# Listed records
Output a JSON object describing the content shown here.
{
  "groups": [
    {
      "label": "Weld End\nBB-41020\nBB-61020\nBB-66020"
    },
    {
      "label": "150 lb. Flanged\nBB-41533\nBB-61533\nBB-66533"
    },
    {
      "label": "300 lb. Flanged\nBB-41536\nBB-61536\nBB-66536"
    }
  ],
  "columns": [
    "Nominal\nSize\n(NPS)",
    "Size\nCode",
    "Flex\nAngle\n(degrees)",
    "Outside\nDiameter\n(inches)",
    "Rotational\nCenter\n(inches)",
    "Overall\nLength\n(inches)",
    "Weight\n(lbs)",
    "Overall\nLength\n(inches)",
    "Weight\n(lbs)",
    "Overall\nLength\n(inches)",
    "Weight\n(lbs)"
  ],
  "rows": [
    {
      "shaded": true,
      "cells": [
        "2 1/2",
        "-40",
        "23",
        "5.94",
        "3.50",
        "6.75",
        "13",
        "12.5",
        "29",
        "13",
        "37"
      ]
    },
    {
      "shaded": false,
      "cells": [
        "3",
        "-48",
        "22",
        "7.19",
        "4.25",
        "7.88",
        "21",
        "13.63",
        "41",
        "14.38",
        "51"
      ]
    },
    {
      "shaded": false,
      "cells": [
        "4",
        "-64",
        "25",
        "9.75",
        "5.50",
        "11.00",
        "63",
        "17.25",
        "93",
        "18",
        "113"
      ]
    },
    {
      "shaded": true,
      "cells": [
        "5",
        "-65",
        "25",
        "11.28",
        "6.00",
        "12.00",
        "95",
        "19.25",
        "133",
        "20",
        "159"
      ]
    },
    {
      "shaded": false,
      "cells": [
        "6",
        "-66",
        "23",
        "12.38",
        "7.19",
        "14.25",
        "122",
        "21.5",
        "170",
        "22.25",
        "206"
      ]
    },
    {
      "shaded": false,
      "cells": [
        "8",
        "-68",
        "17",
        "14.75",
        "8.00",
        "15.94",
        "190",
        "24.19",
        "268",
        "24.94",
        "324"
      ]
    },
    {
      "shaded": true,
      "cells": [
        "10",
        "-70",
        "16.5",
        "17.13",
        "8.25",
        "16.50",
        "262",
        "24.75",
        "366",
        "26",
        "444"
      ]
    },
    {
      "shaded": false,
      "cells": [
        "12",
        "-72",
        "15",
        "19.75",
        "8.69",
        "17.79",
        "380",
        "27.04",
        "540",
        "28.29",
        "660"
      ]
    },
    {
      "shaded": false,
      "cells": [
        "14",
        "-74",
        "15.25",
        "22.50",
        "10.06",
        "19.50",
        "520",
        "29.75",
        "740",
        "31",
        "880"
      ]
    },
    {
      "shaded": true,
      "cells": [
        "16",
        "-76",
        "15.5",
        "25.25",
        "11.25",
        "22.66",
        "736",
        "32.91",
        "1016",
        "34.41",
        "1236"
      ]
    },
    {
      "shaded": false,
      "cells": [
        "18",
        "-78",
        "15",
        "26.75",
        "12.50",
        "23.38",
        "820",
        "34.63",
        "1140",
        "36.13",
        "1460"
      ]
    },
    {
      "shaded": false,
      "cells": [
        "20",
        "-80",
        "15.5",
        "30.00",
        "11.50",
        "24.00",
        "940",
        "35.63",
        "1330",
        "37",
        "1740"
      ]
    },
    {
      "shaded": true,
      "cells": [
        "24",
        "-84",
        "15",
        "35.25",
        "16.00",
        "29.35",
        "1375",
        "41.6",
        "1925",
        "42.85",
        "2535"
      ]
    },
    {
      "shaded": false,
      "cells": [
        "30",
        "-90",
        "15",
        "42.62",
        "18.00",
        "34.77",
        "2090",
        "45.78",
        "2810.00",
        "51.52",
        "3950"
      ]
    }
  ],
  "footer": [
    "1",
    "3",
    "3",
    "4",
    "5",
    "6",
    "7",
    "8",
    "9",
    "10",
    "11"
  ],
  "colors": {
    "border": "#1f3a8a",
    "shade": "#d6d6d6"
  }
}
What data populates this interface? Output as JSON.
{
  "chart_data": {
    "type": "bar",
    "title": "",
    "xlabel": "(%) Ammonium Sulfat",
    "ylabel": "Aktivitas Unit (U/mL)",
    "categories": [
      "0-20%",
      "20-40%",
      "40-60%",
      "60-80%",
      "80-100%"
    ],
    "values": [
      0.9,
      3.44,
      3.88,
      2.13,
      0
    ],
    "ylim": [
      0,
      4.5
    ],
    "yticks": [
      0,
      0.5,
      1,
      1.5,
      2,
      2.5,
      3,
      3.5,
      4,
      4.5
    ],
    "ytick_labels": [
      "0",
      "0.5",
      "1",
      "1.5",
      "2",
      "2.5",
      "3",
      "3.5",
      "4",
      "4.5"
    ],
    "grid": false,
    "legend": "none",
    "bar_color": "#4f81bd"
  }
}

# Exercise brief
Quote exactly what appears from the line containing "What data populates" through the final line of the listing above, including both of those lines.

# Solution
What data populates this interface? Output as JSON.
{
  "chart_data": {
    "type": "bar",
    "title": "",
    "xlabel": "(%) Ammonium Sulfat",
    "ylabel": "Aktivitas Unit (U/mL)",
    "categories": [
      "0-20%",
      "20-40%",
      "40-60%",
      "60-80%",
      "80-100%"
    ],
    "values": [
      0.9,
      3.44,
      3.88,
      2.13,
      0
    ],
    "ylim": [
      0,
      4.5
    ],
    "yticks": [
      0,
      0.5,
      1,
      1.5,
      2,
      2.5,
      3,
      3.5,
      4,
      4.5
    ],
    "ytick_labels": [
      "0",
      "0.5",
      "1",
      "1.5",
      "2",
      "2.5",
      "3",
      "3.5",
      "4",
      "4.5"
    ],
    "grid": false,
    "legend": "none",
    "bar_color": "#4f81bd"
  }
}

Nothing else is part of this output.